### Exercise directions
Look for "мест" in each line of the entries, and return the matching lines.

(Dataset entries)

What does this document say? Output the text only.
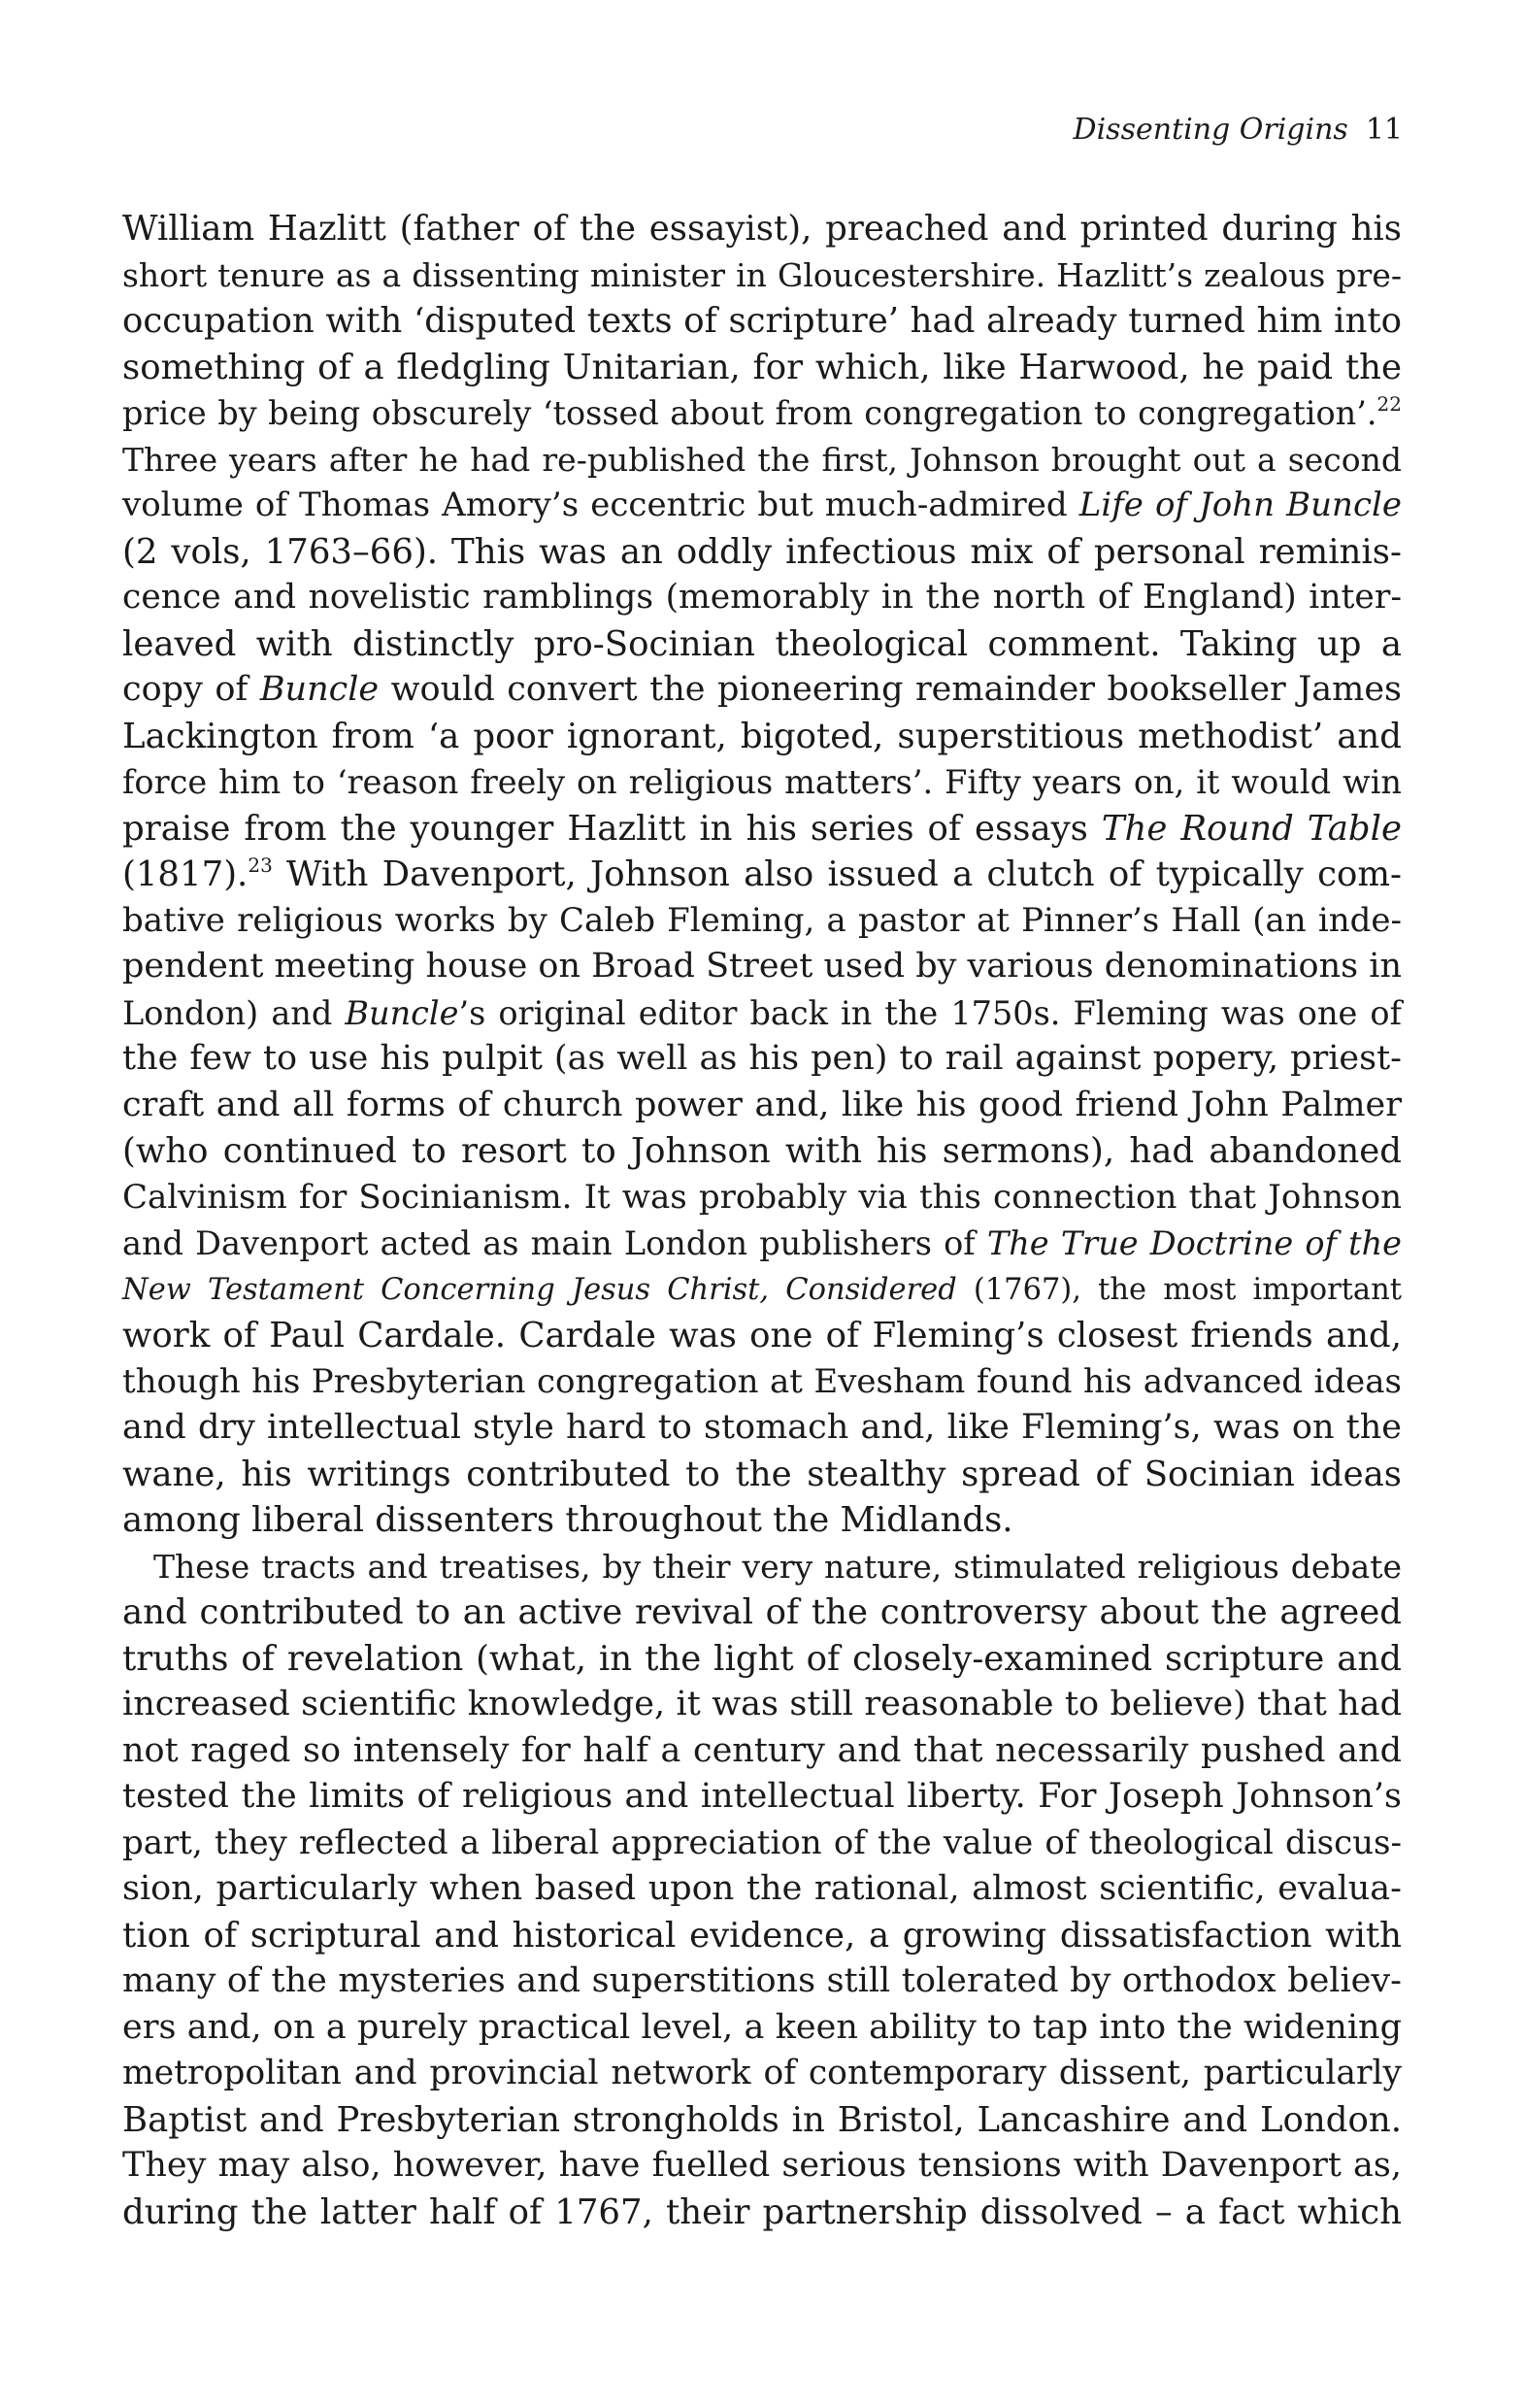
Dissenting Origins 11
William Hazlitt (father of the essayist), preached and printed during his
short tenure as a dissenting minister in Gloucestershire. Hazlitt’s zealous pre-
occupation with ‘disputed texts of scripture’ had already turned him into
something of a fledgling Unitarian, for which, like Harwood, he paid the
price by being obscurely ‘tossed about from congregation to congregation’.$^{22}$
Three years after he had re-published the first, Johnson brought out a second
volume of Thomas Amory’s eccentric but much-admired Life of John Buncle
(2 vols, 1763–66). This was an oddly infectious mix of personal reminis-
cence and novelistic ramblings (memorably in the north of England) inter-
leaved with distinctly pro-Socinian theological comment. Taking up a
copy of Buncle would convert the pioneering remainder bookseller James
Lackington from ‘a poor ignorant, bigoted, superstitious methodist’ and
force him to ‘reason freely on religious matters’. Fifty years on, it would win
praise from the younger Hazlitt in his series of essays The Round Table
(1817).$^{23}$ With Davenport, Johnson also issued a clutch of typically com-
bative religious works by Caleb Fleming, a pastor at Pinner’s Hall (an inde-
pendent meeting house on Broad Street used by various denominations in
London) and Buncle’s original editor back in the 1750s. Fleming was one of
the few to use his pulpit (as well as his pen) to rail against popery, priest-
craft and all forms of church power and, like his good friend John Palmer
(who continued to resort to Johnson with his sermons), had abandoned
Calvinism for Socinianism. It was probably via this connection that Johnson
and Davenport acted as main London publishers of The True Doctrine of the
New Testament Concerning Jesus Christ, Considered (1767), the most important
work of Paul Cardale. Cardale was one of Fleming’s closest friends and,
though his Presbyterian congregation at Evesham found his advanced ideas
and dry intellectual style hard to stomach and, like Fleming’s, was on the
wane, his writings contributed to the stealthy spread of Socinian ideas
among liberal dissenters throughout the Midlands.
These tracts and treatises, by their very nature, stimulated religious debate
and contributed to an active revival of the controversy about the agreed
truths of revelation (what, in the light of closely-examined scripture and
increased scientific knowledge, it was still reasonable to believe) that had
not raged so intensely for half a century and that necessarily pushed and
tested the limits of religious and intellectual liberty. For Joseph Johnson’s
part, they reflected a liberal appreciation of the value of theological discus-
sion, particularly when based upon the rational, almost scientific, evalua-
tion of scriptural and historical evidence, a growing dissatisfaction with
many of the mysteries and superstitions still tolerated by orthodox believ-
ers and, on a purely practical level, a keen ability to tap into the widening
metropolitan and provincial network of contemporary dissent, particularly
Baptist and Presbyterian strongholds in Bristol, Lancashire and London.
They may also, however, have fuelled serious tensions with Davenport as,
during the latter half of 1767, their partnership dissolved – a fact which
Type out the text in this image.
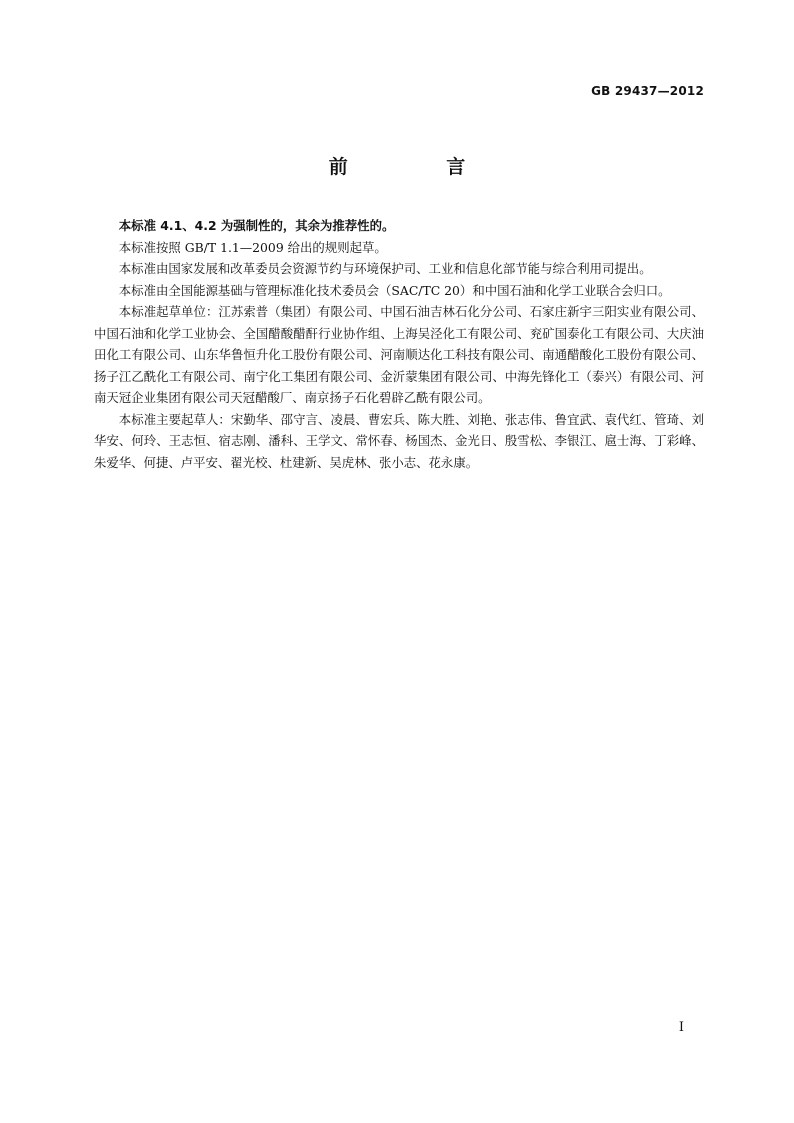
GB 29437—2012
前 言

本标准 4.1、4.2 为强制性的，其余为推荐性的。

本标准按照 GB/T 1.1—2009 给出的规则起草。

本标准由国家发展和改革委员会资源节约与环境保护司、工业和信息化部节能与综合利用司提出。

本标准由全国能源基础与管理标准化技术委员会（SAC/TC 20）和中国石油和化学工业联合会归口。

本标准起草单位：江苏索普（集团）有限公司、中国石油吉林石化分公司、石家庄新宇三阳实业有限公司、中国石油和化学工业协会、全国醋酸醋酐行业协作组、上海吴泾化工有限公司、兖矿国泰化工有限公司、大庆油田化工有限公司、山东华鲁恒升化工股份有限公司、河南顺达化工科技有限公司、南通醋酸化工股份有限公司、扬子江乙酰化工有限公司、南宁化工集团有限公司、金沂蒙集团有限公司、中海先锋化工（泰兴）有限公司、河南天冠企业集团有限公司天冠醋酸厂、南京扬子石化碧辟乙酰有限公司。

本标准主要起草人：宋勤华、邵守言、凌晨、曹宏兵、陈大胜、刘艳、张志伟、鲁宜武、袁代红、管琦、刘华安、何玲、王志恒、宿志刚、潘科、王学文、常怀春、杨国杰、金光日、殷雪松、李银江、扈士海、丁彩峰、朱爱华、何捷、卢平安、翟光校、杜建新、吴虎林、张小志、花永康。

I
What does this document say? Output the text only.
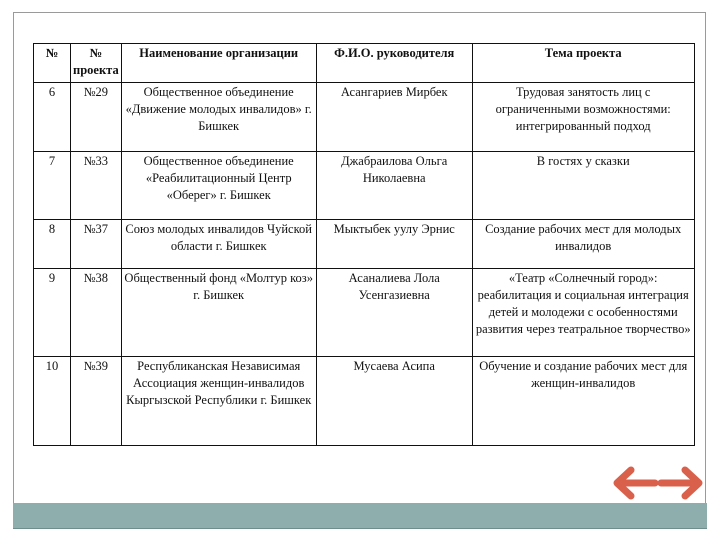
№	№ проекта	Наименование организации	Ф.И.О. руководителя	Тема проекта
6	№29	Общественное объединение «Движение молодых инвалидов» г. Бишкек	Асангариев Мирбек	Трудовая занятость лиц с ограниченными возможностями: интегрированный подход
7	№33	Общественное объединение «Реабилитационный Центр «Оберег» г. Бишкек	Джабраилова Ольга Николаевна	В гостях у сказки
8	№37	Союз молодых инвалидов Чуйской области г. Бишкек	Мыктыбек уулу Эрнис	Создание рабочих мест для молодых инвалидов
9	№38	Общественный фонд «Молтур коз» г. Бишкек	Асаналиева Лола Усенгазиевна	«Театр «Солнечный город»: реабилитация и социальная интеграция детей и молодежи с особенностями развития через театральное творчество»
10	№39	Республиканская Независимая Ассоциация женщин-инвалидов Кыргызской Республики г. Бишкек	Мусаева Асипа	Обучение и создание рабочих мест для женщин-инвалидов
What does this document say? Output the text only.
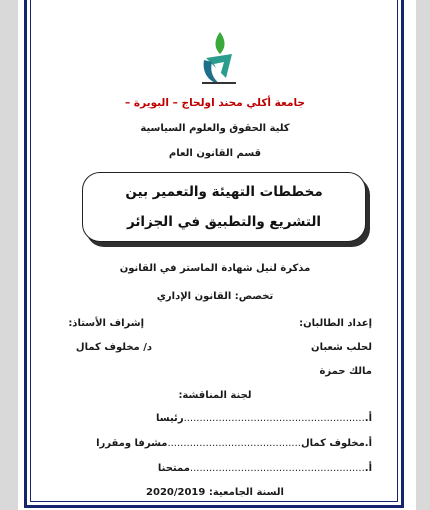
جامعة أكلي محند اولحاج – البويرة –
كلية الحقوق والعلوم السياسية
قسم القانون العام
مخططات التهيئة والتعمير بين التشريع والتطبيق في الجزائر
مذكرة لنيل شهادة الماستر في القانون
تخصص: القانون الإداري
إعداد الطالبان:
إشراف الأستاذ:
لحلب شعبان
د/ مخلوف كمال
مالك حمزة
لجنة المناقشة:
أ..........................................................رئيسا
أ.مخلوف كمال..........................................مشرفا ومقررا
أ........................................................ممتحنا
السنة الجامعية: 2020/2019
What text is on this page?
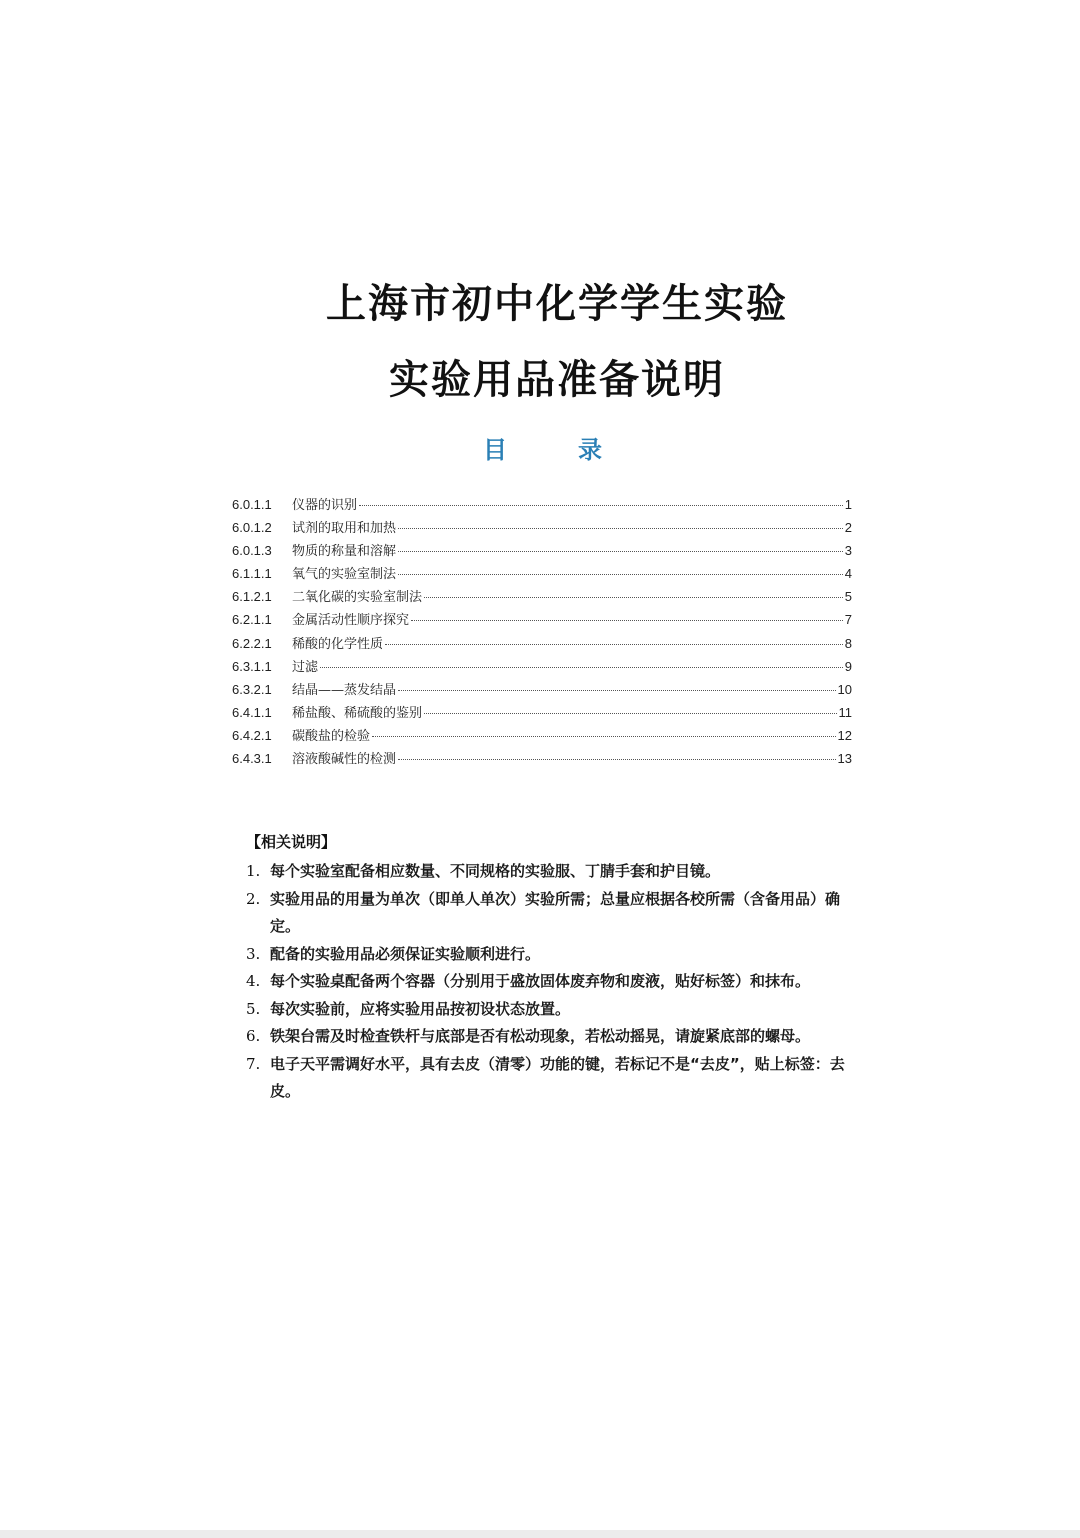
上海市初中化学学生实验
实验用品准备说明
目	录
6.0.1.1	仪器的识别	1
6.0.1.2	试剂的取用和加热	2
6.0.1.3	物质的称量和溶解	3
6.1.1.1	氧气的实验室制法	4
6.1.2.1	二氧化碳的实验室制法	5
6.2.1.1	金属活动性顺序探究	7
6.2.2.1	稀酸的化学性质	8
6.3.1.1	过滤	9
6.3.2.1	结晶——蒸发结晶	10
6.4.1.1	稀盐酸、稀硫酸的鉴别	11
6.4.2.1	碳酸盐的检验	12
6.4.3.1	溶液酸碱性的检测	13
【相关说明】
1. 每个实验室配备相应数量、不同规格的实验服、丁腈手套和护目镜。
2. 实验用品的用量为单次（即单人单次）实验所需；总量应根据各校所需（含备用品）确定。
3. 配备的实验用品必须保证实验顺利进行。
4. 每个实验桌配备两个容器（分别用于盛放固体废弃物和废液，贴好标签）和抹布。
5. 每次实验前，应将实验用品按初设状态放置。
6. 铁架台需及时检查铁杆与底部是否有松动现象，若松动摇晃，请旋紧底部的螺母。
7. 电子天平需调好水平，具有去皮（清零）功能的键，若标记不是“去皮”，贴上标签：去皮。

### Task output
8	№37	Союз молодых инвалидов Чуйской области г. Бишкек	Мыктыбек уулу Эрнис	Создание рабочих мест для молодых инвалидов
10	№39	Республиканская Независимая Ассоциация женщин-инвалидов Кыргызской Республики г. Бишкек	Мусаева Асипа	Обучение и создание рабочих мест для женщин-инвалидов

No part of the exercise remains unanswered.